TASK REQUIREMENTS — Beginning at the line containing "Parse this screenshot: output" and continuing to the end of the records below, give each line again exactly as it stands, and only those lines.

INPUT ROWS —
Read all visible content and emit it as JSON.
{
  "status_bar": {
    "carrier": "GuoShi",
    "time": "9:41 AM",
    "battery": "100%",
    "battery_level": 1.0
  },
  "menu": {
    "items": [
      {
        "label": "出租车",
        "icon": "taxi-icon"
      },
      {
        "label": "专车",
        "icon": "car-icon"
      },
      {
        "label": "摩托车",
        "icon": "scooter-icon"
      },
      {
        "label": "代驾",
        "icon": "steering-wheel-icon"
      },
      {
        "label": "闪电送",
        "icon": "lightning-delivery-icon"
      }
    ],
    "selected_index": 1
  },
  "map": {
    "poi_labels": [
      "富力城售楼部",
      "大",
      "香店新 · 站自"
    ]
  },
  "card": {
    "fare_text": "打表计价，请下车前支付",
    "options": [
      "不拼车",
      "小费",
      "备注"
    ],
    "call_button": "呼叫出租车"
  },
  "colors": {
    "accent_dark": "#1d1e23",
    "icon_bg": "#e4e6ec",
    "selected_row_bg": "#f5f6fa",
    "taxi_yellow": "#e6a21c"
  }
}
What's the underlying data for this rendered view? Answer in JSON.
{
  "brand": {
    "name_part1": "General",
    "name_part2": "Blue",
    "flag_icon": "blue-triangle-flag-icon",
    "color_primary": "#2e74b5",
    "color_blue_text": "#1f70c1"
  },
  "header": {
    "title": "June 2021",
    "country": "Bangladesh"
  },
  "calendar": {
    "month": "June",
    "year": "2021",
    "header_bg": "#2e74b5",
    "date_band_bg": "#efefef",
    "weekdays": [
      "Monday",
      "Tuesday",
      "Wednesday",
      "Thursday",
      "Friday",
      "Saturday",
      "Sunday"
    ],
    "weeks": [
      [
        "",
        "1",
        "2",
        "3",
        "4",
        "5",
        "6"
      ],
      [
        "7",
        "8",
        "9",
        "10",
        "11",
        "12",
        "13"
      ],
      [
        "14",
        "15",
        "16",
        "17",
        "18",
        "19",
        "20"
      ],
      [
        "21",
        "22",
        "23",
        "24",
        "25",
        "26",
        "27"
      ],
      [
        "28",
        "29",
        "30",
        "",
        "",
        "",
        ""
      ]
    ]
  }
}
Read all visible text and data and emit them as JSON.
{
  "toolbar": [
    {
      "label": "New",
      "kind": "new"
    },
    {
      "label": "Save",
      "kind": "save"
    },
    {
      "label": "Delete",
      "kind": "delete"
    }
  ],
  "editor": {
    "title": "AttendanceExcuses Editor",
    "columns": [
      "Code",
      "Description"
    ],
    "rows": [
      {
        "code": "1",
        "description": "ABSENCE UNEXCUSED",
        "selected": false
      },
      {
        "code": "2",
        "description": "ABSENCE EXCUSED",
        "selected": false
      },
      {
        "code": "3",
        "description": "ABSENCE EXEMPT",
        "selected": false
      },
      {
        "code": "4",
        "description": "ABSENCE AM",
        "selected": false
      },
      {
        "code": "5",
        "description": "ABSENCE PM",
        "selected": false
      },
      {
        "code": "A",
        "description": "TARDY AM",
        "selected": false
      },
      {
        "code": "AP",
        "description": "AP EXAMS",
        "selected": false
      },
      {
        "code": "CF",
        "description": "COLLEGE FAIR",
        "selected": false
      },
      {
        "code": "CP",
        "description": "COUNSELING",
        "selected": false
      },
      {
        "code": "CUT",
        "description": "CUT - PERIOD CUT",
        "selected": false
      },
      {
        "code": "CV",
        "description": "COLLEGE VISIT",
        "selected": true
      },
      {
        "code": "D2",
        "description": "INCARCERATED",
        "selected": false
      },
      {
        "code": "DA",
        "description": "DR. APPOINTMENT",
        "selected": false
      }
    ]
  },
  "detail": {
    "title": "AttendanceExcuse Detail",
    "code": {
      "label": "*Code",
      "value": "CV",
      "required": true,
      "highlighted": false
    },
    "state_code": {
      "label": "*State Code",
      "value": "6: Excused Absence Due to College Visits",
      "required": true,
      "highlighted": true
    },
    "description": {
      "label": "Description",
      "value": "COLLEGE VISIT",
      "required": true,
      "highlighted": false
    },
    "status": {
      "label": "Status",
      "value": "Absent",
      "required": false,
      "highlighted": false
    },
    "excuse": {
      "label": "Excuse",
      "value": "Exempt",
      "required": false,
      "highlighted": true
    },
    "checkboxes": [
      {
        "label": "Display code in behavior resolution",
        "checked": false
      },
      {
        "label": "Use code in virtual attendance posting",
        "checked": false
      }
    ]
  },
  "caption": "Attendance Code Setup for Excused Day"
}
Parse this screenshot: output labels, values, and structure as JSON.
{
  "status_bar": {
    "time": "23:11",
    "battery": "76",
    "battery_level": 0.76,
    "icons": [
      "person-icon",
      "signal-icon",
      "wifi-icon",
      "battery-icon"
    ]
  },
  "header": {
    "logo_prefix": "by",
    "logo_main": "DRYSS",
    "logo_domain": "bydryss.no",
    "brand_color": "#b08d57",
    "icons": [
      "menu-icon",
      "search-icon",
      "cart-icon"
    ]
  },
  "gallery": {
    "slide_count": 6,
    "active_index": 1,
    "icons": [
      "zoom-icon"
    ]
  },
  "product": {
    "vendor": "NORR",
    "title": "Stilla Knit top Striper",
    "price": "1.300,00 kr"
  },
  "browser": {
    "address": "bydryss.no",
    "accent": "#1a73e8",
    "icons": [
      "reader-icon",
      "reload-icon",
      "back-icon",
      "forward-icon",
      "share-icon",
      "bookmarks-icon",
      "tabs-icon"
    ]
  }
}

RESULT —
Parse this screenshot: output labels, values, and structure as JSON.
{
  "status_bar": {
    "time": "23:11",
    "battery": "76",
    "battery_level": 0.76,
    "icons": [
      "person-icon",
      "signal-icon",
      "wifi-icon",
      "battery-icon"
    ]
  },
  "header": {
    "logo_prefix": "by",
    "logo_main": "DRYSS",
    "logo_domain": "bydryss.no",
    "brand_color": "#b08d57",
    "icons": [
      "menu-icon",
      "search-icon",
      "cart-icon"
    ]
  },
  "gallery": {
    "slide_count": 6,
    "active_index": 1,
    "icons": [
      "zoom-icon"
    ]
  },
  "product": {
    "vendor": "NORR",
    "title": "Stilla Knit top Striper",
    "price": "1.300,00 kr"
  },
  "browser": {
    "address": "bydryss.no",
    "accent": "#1a73e8",
    "icons": [
      "reader-icon",
      "reload-icon",
      "back-icon",
      "forward-icon",
      "share-icon",
      "bookmarks-icon",
      "tabs-icon"
    ]
  }
}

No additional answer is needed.